Data in this exercise:
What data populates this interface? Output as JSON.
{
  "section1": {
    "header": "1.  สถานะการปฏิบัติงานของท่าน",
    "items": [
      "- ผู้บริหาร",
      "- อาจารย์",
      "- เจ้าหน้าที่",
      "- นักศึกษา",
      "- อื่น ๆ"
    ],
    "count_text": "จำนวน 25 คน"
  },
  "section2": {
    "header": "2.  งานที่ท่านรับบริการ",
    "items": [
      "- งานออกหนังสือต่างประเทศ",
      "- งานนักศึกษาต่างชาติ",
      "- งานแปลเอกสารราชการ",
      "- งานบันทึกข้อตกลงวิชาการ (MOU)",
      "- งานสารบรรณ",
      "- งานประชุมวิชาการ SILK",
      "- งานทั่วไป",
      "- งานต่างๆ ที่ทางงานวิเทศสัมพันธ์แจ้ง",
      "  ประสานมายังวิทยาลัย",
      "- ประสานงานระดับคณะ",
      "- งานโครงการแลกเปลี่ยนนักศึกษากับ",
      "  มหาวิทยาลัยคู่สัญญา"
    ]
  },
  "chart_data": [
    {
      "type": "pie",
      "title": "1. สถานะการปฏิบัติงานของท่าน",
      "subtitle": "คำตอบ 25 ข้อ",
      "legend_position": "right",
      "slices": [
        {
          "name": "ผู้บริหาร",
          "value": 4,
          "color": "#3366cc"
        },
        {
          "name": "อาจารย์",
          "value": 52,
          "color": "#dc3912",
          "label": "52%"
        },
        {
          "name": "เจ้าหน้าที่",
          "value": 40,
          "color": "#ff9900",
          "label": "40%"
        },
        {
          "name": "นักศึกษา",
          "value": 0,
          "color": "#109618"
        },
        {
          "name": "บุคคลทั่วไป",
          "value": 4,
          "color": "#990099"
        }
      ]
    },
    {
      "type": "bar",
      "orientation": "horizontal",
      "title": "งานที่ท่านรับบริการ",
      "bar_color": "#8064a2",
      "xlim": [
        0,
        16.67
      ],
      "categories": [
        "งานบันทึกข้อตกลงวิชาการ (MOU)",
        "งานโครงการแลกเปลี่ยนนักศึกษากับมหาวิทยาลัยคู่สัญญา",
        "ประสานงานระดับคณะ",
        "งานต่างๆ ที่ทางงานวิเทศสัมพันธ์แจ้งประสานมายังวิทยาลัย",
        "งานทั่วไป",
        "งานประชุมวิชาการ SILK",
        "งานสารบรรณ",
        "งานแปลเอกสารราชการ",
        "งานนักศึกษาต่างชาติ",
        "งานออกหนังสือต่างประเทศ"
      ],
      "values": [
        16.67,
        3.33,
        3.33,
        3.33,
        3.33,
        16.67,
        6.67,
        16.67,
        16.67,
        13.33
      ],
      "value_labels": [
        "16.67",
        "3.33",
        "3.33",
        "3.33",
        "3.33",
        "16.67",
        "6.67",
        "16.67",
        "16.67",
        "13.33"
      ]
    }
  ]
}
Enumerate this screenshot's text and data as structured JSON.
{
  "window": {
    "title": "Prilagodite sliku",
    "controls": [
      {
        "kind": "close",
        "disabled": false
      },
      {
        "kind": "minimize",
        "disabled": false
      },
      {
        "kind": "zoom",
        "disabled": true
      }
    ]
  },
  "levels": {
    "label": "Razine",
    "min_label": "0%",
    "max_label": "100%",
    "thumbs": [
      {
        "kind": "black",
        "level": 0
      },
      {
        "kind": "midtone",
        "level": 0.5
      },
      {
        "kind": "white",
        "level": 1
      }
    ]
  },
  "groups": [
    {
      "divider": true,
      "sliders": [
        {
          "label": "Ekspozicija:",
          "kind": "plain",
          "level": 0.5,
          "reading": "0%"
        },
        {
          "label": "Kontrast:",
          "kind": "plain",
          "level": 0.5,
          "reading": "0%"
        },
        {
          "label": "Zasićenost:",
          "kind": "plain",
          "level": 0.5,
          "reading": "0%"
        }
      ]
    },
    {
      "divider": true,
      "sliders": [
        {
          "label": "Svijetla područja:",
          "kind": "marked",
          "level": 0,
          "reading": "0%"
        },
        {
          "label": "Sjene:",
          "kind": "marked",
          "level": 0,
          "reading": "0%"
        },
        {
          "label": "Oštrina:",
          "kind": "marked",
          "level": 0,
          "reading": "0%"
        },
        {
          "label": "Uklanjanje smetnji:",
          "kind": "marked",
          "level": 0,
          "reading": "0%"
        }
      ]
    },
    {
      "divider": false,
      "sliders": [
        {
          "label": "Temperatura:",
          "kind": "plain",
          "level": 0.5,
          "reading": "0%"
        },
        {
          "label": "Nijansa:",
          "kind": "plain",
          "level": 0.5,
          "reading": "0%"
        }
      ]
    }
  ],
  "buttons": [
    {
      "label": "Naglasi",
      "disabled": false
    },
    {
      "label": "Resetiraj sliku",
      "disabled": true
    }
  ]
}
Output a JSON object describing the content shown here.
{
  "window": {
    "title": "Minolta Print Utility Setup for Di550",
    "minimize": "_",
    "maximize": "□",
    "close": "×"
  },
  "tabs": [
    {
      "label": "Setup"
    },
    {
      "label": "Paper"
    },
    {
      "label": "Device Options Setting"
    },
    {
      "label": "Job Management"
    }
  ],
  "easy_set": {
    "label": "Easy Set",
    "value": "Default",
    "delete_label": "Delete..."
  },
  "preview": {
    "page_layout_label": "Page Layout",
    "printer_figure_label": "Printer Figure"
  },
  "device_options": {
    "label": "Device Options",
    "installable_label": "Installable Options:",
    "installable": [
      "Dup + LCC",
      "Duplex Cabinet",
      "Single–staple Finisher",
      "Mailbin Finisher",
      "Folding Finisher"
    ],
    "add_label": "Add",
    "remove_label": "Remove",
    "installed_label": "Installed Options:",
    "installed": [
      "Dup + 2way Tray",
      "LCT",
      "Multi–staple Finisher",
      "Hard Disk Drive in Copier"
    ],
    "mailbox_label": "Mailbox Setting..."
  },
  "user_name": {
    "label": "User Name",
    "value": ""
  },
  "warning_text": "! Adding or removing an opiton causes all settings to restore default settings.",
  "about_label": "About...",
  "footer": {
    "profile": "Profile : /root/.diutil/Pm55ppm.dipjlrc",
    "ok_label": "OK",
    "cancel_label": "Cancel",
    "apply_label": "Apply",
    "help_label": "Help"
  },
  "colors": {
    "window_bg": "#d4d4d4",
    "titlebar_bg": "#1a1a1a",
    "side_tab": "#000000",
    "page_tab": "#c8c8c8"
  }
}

What the task asks: Restate the data above word for word.

Written solution:
What data populates this interface? Output as JSON.
{
  "section1": {
    "header": "1.  สถานะการปฏิบัติงานของท่าน",
    "items": [
      "- ผู้บริหาร",
      "- อาจารย์",
      "- เจ้าหน้าที่",
      "- นักศึกษา",
      "- อื่น ๆ"
    ],
    "count_text": "จำนวน 25 คน"
  },
  "section2": {
    "header": "2.  งานที่ท่านรับบริการ",
    "items": [
      "- งานออกหนังสือต่างประเทศ",
      "- งานนักศึกษาต่างชาติ",
      "- งานแปลเอกสารราชการ",
      "- งานบันทึกข้อตกลงวิชาการ (MOU)",
      "- งานสารบรรณ",
      "- งานประชุมวิชาการ SILK",
      "- งานทั่วไป",
      "- งานต่างๆ ที่ทางงานวิเทศสัมพันธ์แจ้ง",
      "  ประสานมายังวิทยาลัย",
      "- ประสานงานระดับคณะ",
      "- งานโครงการแลกเปลี่ยนนักศึกษากับ",
      "  มหาวิทยาลัยคู่สัญญา"
    ]
  },
  "chart_data": [
    {
      "type": "pie",
      "title": "1. สถานะการปฏิบัติงานของท่าน",
      "subtitle": "คำตอบ 25 ข้อ",
      "legend_position": "right",
      "slices": [
        {
          "name": "ผู้บริหาร",
          "value": 4,
          "color": "#3366cc"
        },
        {
          "name": "อาจารย์",
          "value": 52,
          "color": "#dc3912",
          "label": "52%"
        },
        {
          "name": "เจ้าหน้าที่",
          "value": 40,
          "color": "#ff9900",
          "label": "40%"
        },
        {
          "name": "นักศึกษา",
          "value": 0,
          "color": "#109618"
        },
        {
          "name": "บุคคลทั่วไป",
          "value": 4,
          "color": "#990099"
        }
      ]
    },
    {
      "type": "bar",
      "orientation": "horizontal",
      "title": "งานที่ท่านรับบริการ",
      "bar_color": "#8064a2",
      "xlim": [
        0,
        16.67
      ],
      "categories": [
        "งานบันทึกข้อตกลงวิชาการ (MOU)",
        "งานโครงการแลกเปลี่ยนนักศึกษากับมหาวิทยาลัยคู่สัญญา",
        "ประสานงานระดับคณะ",
        "งานต่างๆ ที่ทางงานวิเทศสัมพันธ์แจ้งประสานมายังวิทยาลัย",
        "งานทั่วไป",
        "งานประชุมวิชาการ SILK",
        "งานสารบรรณ",
        "งานแปลเอกสารราชการ",
        "งานนักศึกษาต่างชาติ",
        "งานออกหนังสือต่างประเทศ"
      ],
      "values": [
        16.67,
        3.33,
        3.33,
        3.33,
        3.33,
        16.67,
        6.67,
        16.67,
        16.67,
        13.33
      ],
      "value_labels": [
        "16.67",
        "3.33",
        "3.33",
        "3.33",
        "3.33",
        "16.67",
        "6.67",
        "16.67",
        "16.67",
        "13.33"
      ]
    }
  ]
}
Enumerate this screenshot's text and data as structured JSON.
{
  "window": {
    "title": "Prilagodite sliku",
    "controls": [
      {
        "kind": "close",
        "disabled": false
      },
      {
        "kind": "minimize",
        "disabled": false
      },
      {
        "kind": "zoom",
        "disabled": true
      }
    ]
  },
  "levels": {
    "label": "Razine",
    "min_label": "0%",
    "max_label": "100%",
    "thumbs": [
      {
        "kind": "black",
        "level": 0
      },
      {
        "kind": "midtone",
        "level": 0.5
      },
      {
        "kind": "white",
        "level": 1
      }
    ]
  },
  "groups": [
    {
      "divider": true,
      "sliders": [
        {
          "label": "Ekspozicija:",
          "kind": "plain",
          "level": 0.5,
          "reading": "0%"
        },
        {
          "label": "Kontrast:",
          "kind": "plain",
          "level": 0.5,
          "reading": "0%"
        },
        {
          "label": "Zasićenost:",
          "kind": "plain",
          "level": 0.5,
          "reading": "0%"
        }
      ]
    },
    {
      "divider": true,
      "sliders": [
        {
          "label": "Svijetla područja:",
          "kind": "marked",
          "level": 0,
          "reading": "0%"
        },
        {
          "label": "Sjene:",
          "kind": "marked",
          "level": 0,
          "reading": "0%"
        },
        {
          "label": "Oštrina:",
          "kind": "marked",
          "level": 0,
          "reading": "0%"
        },
        {
          "label": "Uklanjanje smetnji:",
          "kind": "marked",
          "level": 0,
          "reading": "0%"
        }
      ]
    },
    {
      "divider": false,
      "sliders": [
        {
          "label": "Temperatura:",
          "kind": "plain",
          "level": 0.5,
          "reading": "0%"
        },
        {
          "label": "Nijansa:",
          "kind": "plain",
          "level": 0.5,
          "reading": "0%"
        }
      ]
    }
  ],
  "buttons": [
    {
      "label": "Naglasi",
      "disabled": false
    },
    {
      "label": "Resetiraj sliku",
      "disabled": true
    }
  ]
}
Output a JSON object describing the content shown here.
{
  "window": {
    "title": "Minolta Print Utility Setup for Di550",
    "minimize": "_",
    "maximize": "□",
    "close": "×"
  },
  "tabs": [
    {
      "label": "Setup"
    },
    {
      "label": "Paper"
    },
    {
      "label": "Device Options Setting"
    },
    {
      "label": "Job Management"
    }
  ],
  "easy_set": {
    "label": "Easy Set",
    "value": "Default",
    "delete_label": "Delete..."
  },
  "preview": {
    "page_layout_label": "Page Layout",
    "printer_figure_label": "Printer Figure"
  },
  "device_options": {
    "label": "Device Options",
    "installable_label": "Installable Options:",
    "installable": [
      "Dup + LCC",
      "Duplex Cabinet",
      "Single–staple Finisher",
      "Mailbin Finisher",
      "Folding Finisher"
    ],
    "add_label": "Add",
    "remove_label": "Remove",
    "installed_label": "Installed Options:",
    "installed": [
      "Dup + 2way Tray",
      "LCT",
      "Multi–staple Finisher",
      "Hard Disk Drive in Copier"
    ],
    "mailbox_label": "Mailbox Setting..."
  },
  "user_name": {
    "label": "User Name",
    "value": ""
  },
  "warning_text": "! Adding or removing an opiton causes all settings to restore default settings.",
  "about_label": "About...",
  "footer": {
    "profile": "Profile : /root/.diutil/Pm55ppm.dipjlrc",
    "ok_label": "OK",
    "cancel_label": "Cancel",
    "apply_label": "Apply",
    "help_label": "Help"
  },
  "colors": {
    "window_bg": "#d4d4d4",
    "titlebar_bg": "#1a1a1a",
    "side_tab": "#000000",
    "page_tab": "#c8c8c8"
  }
}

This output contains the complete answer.